● **Task brief**: Scan the material for the word "chevron", and copy each line where it shows up.

╔══

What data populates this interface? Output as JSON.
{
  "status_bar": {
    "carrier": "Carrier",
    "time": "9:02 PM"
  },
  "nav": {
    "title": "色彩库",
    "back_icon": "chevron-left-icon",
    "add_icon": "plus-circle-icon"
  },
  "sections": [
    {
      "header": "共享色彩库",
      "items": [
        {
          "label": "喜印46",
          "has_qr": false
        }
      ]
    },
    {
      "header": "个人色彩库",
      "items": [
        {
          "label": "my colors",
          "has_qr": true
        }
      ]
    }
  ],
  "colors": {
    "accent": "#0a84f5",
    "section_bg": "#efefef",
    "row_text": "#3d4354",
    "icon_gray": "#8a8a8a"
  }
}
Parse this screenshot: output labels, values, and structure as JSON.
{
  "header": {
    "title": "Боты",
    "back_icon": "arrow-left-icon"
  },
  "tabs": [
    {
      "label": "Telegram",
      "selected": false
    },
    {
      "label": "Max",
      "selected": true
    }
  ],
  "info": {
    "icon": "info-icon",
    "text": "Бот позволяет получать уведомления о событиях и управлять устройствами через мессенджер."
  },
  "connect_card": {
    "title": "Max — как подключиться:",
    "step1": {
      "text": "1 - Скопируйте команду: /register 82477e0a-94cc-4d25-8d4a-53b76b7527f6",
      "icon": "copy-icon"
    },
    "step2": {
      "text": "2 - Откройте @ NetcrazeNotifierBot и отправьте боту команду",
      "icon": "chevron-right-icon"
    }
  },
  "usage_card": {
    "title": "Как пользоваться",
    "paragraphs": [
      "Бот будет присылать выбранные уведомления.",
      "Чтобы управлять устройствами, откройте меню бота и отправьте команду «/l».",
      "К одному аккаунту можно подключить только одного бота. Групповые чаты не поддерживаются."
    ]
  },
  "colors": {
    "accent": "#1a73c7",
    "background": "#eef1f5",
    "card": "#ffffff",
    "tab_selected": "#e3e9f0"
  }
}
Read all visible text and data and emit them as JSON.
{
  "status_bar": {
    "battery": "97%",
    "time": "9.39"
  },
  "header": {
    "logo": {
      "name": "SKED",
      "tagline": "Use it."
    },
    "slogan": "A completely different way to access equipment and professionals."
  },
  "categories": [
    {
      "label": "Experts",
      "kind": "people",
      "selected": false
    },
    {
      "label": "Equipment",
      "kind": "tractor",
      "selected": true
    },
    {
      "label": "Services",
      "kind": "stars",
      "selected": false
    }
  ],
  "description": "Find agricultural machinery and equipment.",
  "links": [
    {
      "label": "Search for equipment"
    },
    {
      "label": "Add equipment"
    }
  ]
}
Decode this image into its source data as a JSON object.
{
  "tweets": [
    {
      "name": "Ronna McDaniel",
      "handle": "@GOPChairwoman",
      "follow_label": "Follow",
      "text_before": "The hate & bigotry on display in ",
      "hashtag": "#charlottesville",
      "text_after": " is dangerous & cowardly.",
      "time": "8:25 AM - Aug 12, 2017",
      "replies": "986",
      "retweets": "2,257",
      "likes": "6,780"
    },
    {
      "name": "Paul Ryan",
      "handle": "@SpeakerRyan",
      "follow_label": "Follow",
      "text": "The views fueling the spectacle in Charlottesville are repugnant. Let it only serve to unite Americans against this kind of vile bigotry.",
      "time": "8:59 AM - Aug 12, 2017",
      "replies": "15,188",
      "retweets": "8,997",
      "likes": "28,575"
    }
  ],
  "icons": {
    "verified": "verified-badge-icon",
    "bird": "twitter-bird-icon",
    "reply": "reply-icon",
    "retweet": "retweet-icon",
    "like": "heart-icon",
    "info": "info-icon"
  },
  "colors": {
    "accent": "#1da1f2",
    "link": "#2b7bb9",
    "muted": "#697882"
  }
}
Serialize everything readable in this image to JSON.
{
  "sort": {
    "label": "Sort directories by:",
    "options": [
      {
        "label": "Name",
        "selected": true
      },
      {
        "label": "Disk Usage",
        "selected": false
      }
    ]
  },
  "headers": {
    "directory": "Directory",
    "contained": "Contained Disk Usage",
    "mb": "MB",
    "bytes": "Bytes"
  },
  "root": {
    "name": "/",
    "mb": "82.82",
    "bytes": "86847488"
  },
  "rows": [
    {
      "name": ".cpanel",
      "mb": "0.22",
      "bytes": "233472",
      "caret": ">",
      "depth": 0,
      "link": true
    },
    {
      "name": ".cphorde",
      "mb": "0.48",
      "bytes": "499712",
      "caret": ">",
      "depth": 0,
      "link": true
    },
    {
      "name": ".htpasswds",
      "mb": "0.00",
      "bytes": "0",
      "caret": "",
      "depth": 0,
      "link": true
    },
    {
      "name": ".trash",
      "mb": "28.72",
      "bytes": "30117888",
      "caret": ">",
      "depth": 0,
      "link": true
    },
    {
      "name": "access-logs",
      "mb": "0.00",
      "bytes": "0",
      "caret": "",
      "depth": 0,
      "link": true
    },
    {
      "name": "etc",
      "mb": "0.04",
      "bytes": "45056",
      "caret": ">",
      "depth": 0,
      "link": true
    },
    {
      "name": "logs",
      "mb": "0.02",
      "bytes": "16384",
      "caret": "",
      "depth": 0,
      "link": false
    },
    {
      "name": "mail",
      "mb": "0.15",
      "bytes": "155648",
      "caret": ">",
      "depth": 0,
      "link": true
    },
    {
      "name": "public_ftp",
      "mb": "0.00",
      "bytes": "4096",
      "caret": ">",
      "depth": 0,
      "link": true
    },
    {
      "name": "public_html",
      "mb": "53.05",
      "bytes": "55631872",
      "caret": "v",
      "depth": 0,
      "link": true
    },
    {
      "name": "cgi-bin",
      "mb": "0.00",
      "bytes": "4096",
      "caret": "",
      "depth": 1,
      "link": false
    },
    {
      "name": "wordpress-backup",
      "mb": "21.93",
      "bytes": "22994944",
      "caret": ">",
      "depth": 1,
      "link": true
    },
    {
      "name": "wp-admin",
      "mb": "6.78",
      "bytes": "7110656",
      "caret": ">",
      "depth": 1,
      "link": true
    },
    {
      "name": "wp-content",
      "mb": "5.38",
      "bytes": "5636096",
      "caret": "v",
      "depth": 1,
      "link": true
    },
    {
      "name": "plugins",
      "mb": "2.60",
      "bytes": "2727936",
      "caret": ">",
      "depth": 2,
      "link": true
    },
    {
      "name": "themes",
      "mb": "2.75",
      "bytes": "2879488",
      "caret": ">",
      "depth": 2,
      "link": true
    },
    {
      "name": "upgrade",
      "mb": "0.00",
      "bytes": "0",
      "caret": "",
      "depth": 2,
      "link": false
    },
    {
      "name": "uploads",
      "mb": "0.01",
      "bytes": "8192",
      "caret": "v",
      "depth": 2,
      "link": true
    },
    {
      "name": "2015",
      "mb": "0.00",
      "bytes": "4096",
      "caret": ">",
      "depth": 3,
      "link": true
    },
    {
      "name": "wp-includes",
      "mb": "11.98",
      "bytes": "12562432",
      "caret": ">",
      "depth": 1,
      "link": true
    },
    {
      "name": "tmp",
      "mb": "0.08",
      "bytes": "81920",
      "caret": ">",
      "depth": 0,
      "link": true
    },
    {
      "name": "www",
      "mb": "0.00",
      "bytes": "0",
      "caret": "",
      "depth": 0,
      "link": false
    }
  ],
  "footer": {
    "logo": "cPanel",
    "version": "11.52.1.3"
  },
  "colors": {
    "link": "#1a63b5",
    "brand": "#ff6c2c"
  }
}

╚══

● **Task solution**:
    "back_icon": "chevron-left-icon",
      "icon": "chevron-right-icon"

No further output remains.